■ **What you need to do**: Write out the data below exactly as given, without any of its pictures.

■ **Stored records**:
--------------------------------------------------
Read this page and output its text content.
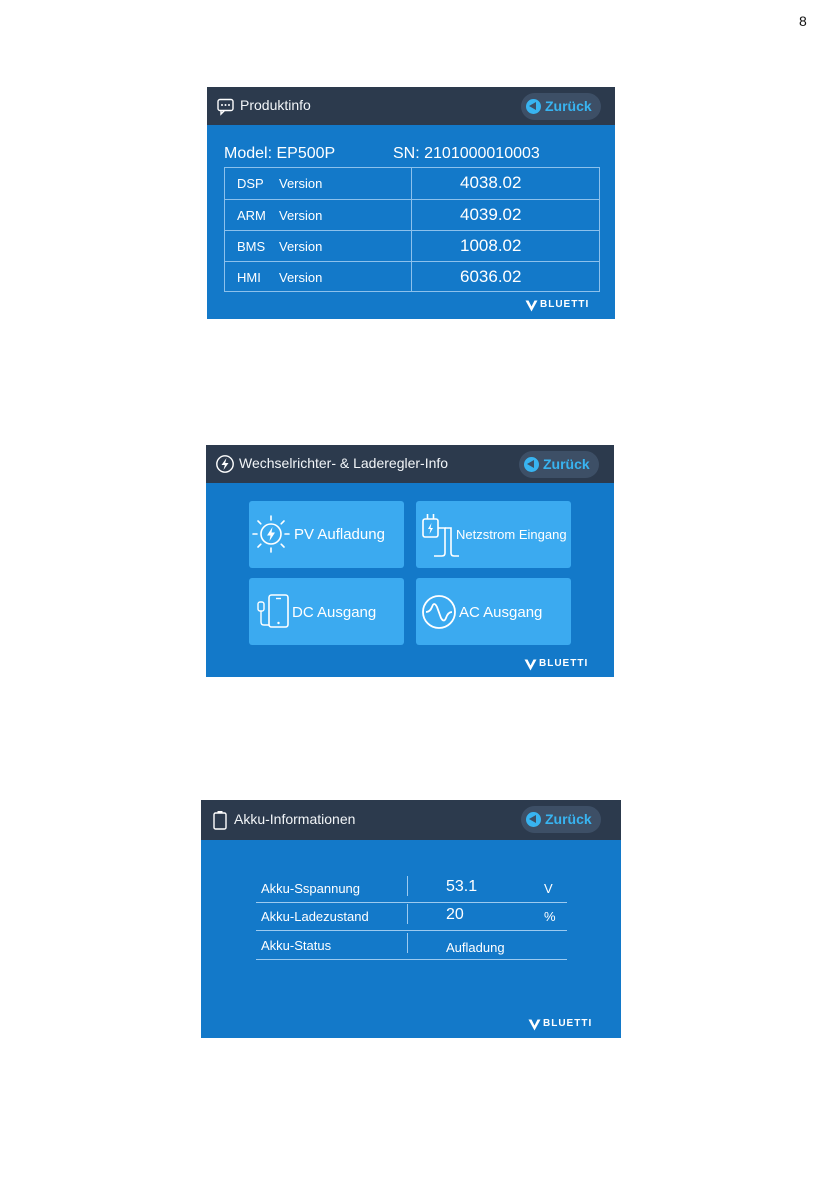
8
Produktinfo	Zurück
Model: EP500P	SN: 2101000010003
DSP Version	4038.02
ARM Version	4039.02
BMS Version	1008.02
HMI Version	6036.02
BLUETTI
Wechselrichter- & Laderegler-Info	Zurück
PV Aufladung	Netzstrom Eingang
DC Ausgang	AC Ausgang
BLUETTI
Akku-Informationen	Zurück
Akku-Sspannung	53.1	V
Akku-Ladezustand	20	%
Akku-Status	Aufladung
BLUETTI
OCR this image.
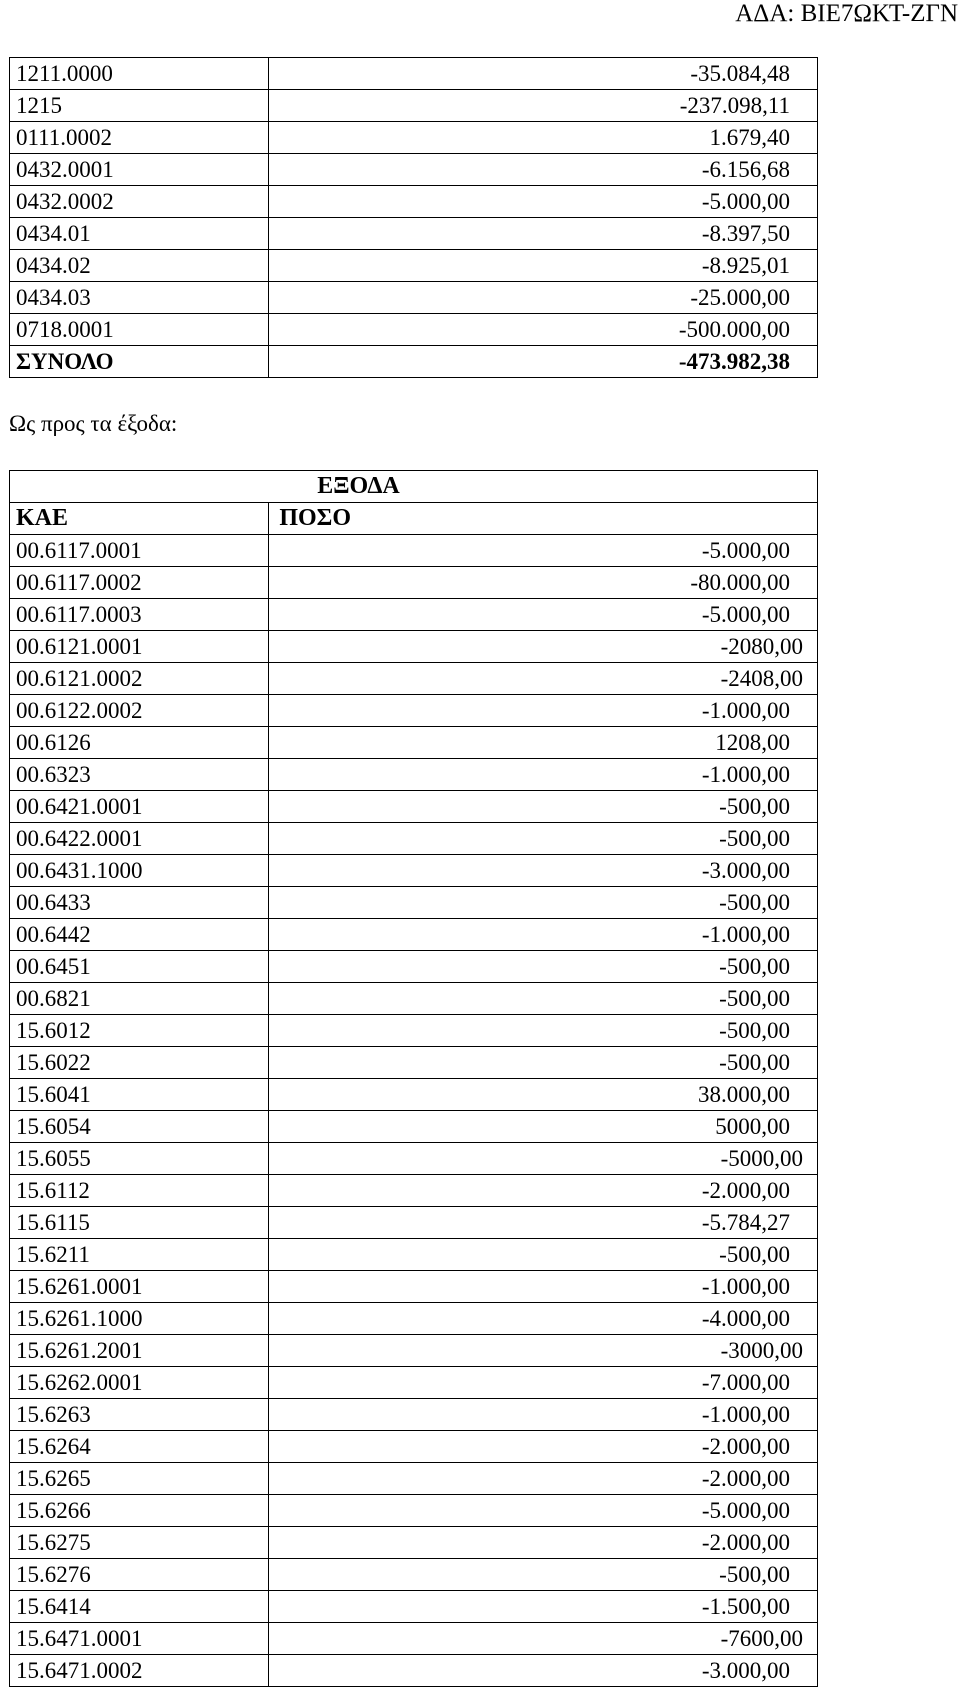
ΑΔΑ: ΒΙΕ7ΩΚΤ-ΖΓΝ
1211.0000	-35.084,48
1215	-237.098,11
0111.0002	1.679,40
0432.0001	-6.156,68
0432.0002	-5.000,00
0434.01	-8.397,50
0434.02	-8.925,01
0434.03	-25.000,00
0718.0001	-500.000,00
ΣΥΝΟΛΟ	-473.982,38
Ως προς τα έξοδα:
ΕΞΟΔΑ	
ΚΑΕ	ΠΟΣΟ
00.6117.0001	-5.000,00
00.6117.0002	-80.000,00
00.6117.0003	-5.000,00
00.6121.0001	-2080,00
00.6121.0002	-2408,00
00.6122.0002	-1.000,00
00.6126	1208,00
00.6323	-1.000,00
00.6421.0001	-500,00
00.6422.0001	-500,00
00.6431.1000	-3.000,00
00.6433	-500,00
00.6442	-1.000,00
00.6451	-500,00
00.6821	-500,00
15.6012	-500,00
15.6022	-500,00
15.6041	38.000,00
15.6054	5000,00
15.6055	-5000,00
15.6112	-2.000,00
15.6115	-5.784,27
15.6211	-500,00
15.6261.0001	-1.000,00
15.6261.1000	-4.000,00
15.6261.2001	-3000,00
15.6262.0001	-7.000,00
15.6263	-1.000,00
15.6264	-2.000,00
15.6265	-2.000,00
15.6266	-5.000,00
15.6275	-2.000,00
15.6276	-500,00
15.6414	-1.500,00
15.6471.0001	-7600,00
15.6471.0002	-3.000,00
--------------------------------------------------
■ **Reply**:
Read this page and output its text content.
8
Produktinfo	Zurück
Model: EP500P	SN: 2101000010003
DSP Version	4038.02
ARM Version	4039.02
BMS Version	1008.02
HMI Version	6036.02
BLUETTI
Wechselrichter- & Laderegler-Info	Zurück
PV Aufladung	Netzstrom Eingang
DC Ausgang	AC Ausgang
BLUETTI
Akku-Informationen	Zurück
Akku-Sspannung	53.1	V
Akku-Ladezustand	20	%
Akku-Status	Aufladung
BLUETTI
OCR this image.
ΑΔΑ: ΒΙΕ7ΩΚΤ-ΖΓΝ
1211.0000	-35.084,48
1215	-237.098,11
0111.0002	1.679,40
0432.0001	-6.156,68
0432.0002	-5.000,00
0434.01	-8.397,50
0434.02	-8.925,01
0434.03	-25.000,00
0718.0001	-500.000,00
ΣΥΝΟΛΟ	-473.982,38
Ως προς τα έξοδα:
ΕΞΟΔΑ	
ΚΑΕ	ΠΟΣΟ
00.6117.0001	-5.000,00
00.6117.0002	-80.000,00
00.6117.0003	-5.000,00
00.6121.0001	-2080,00
00.6121.0002	-2408,00
00.6122.0002	-1.000,00
00.6126	1208,00
00.6323	-1.000,00
00.6421.0001	-500,00
00.6422.0001	-500,00
00.6431.1000	-3.000,00
00.6433	-500,00
00.6442	-1.000,00
00.6451	-500,00
00.6821	-500,00
15.6012	-500,00
15.6022	-500,00
15.6041	38.000,00
15.6054	5000,00
15.6055	-5000,00
15.6112	-2.000,00
15.6115	-5.784,27
15.6211	-500,00
15.6261.0001	-1.000,00
15.6261.1000	-4.000,00
15.6261.2001	-3000,00
15.6262.0001	-7.000,00
15.6263	-1.000,00
15.6264	-2.000,00
15.6265	-2.000,00
15.6266	-5.000,00
15.6275	-2.000,00
15.6276	-500,00
15.6414	-1.500,00
15.6471.0001	-7600,00
15.6471.0002	-3.000,00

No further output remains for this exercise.